> Directions for this task
Would you repeat the listing exactly but omit every picture?

***** Data shown *****

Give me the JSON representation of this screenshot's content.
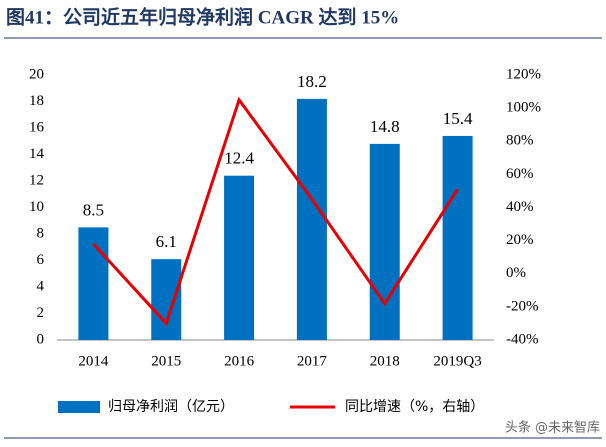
{
  "chart_data": {
    "type": "bar",
    "title": "图41：公司近五年归母净利润 CAGR 达到 15%",
    "categories": [
      "2014",
      "2015",
      "2016",
      "2017",
      "2018",
      "2019Q3"
    ],
    "series": [
      {
        "name": "归母净利润（亿元）",
        "color": "#0070c0",
        "type": "bar",
        "axis": "y",
        "values": [
          8.5,
          6.1,
          12.4,
          18.2,
          14.8,
          15.4
        ]
      },
      {
        "name": "同比增速（%，右轴）",
        "color": "#e60000",
        "type": "line",
        "axis": "y2",
        "values": [
          18,
          -30,
          105,
          45,
          -18,
          51
        ]
      }
    ],
    "ylim": [
      0,
      20
    ],
    "yticks": [
      0,
      2,
      4,
      6,
      8,
      10,
      12,
      14,
      16,
      18,
      20
    ],
    "y2lim": [
      -40,
      120
    ],
    "y2ticks": [
      {
        "value": -40,
        "label": "-40%"
      },
      {
        "value": -20,
        "label": "-20%"
      },
      {
        "value": 0,
        "label": "0%"
      },
      {
        "value": 20,
        "label": "20%"
      },
      {
        "value": 40,
        "label": "40%"
      },
      {
        "value": 60,
        "label": "60%"
      },
      {
        "value": 80,
        "label": "80%"
      },
      {
        "value": 100,
        "label": "100%"
      },
      {
        "value": 120,
        "label": "120%"
      }
    ],
    "watermark": "头条 @未来智库"
  }
}
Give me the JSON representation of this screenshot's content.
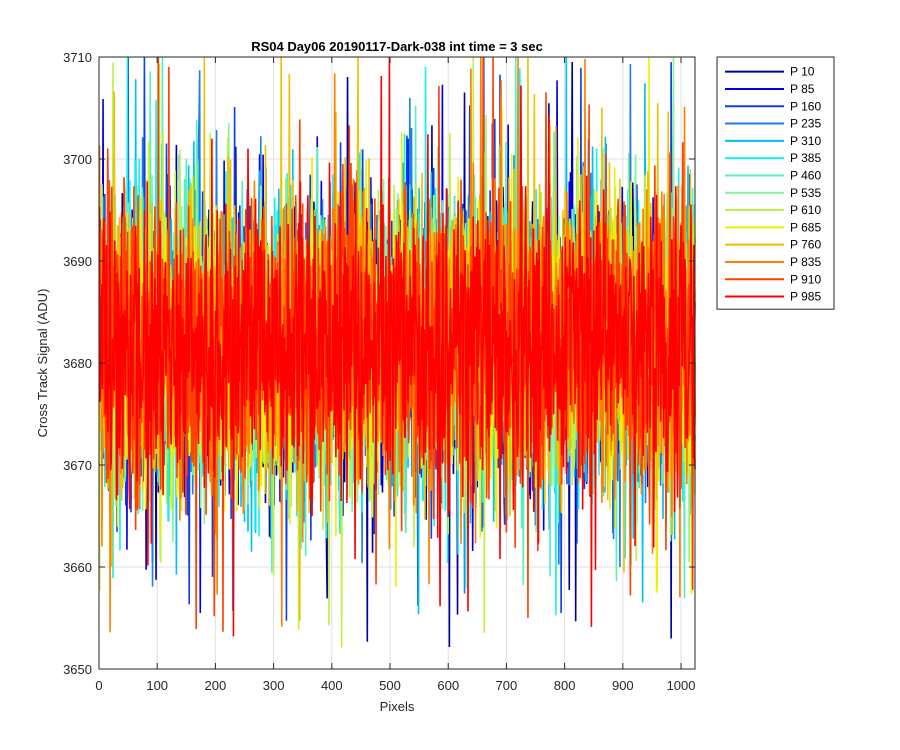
{
  "chart_data": {
    "type": "line",
    "title": "RS04 Day06 20190117-Dark-038 int time = 3 sec",
    "xlabel": "Pixels",
    "ylabel": "Cross Track Signal (ADU)",
    "xlim": [
      0,
      1024
    ],
    "ylim": [
      3650,
      3710
    ],
    "xticks": [
      0,
      100,
      200,
      300,
      400,
      500,
      600,
      700,
      800,
      900,
      1000
    ],
    "yticks": [
      3650,
      3660,
      3670,
      3680,
      3690,
      3700,
      3710
    ],
    "grid": true,
    "legend_position": "outside-top-right",
    "noise": {
      "mean": 3682,
      "min": 3652,
      "max": 3710
    },
    "series": [
      {
        "name": "P 10",
        "color": "#00009f"
      },
      {
        "name": "P 85",
        "color": "#0000e6"
      },
      {
        "name": "P 160",
        "color": "#0f3fe6"
      },
      {
        "name": "P 235",
        "color": "#1f7fe6"
      },
      {
        "name": "P 310",
        "color": "#00c0f0"
      },
      {
        "name": "P 385",
        "color": "#19f0f0"
      },
      {
        "name": "P 460",
        "color": "#55f0c0"
      },
      {
        "name": "P 535",
        "color": "#86f39a"
      },
      {
        "name": "P 610",
        "color": "#c0f040"
      },
      {
        "name": "P 685",
        "color": "#f0f000"
      },
      {
        "name": "P 760",
        "color": "#f0c000"
      },
      {
        "name": "P 835",
        "color": "#ff8000"
      },
      {
        "name": "P 910",
        "color": "#ff4000"
      },
      {
        "name": "P 985",
        "color": "#ff0000"
      }
    ]
  }
}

*****

> Completed exercise
Give me the JSON representation of this screenshot's content.
{
  "chart_data": {
    "type": "bar",
    "title": "图41：公司近五年归母净利润 CAGR 达到 15%",
    "categories": [
      "2014",
      "2015",
      "2016",
      "2017",
      "2018",
      "2019Q3"
    ],
    "series": [
      {
        "name": "归母净利润（亿元）",
        "color": "#0070c0",
        "type": "bar",
        "axis": "y",
        "values": [
          8.5,
          6.1,
          12.4,
          18.2,
          14.8,
          15.4
        ]
      },
      {
        "name": "同比增速（%，右轴）",
        "color": "#e60000",
        "type": "line",
        "axis": "y2",
        "values": [
          18,
          -30,
          105,
          45,
          -18,
          51
        ]
      }
    ],
    "ylim": [
      0,
      20
    ],
    "yticks": [
      0,
      2,
      4,
      6,
      8,
      10,
      12,
      14,
      16,
      18,
      20
    ],
    "y2lim": [
      -40,
      120
    ],
    "y2ticks": [
      {
        "value": -40,
        "label": "-40%"
      },
      {
        "value": -20,
        "label": "-20%"
      },
      {
        "value": 0,
        "label": "0%"
      },
      {
        "value": 20,
        "label": "20%"
      },
      {
        "value": 40,
        "label": "40%"
      },
      {
        "value": 60,
        "label": "60%"
      },
      {
        "value": 80,
        "label": "80%"
      },
      {
        "value": 100,
        "label": "100%"
      },
      {
        "value": 120,
        "label": "120%"
      }
    ],
    "watermark": "头条 @未来智库"
  }
}
Give me the JSON representation of this screenshot's content.
{
  "chart_data": {
    "type": "line",
    "title": "RS04 Day06 20190117-Dark-038 int time = 3 sec",
    "xlabel": "Pixels",
    "ylabel": "Cross Track Signal (ADU)",
    "xlim": [
      0,
      1024
    ],
    "ylim": [
      3650,
      3710
    ],
    "xticks": [
      0,
      100,
      200,
      300,
      400,
      500,
      600,
      700,
      800,
      900,
      1000
    ],
    "yticks": [
      3650,
      3660,
      3670,
      3680,
      3690,
      3700,
      3710
    ],
    "grid": true,
    "legend_position": "outside-top-right",
    "noise": {
      "mean": 3682,
      "min": 3652,
      "max": 3710
    },
    "series": [
      {
        "name": "P 10",
        "color": "#00009f"
      },
      {
        "name": "P 85",
        "color": "#0000e6"
      },
      {
        "name": "P 160",
        "color": "#0f3fe6"
      },
      {
        "name": "P 235",
        "color": "#1f7fe6"
      },
      {
        "name": "P 310",
        "color": "#00c0f0"
      },
      {
        "name": "P 385",
        "color": "#19f0f0"
      },
      {
        "name": "P 460",
        "color": "#55f0c0"
      },
      {
        "name": "P 535",
        "color": "#86f39a"
      },
      {
        "name": "P 610",
        "color": "#c0f040"
      },
      {
        "name": "P 685",
        "color": "#f0f000"
      },
      {
        "name": "P 760",
        "color": "#f0c000"
      },
      {
        "name": "P 835",
        "color": "#ff8000"
      },
      {
        "name": "P 910",
        "color": "#ff4000"
      },
      {
        "name": "P 985",
        "color": "#ff0000"
      }
    ]
  }
}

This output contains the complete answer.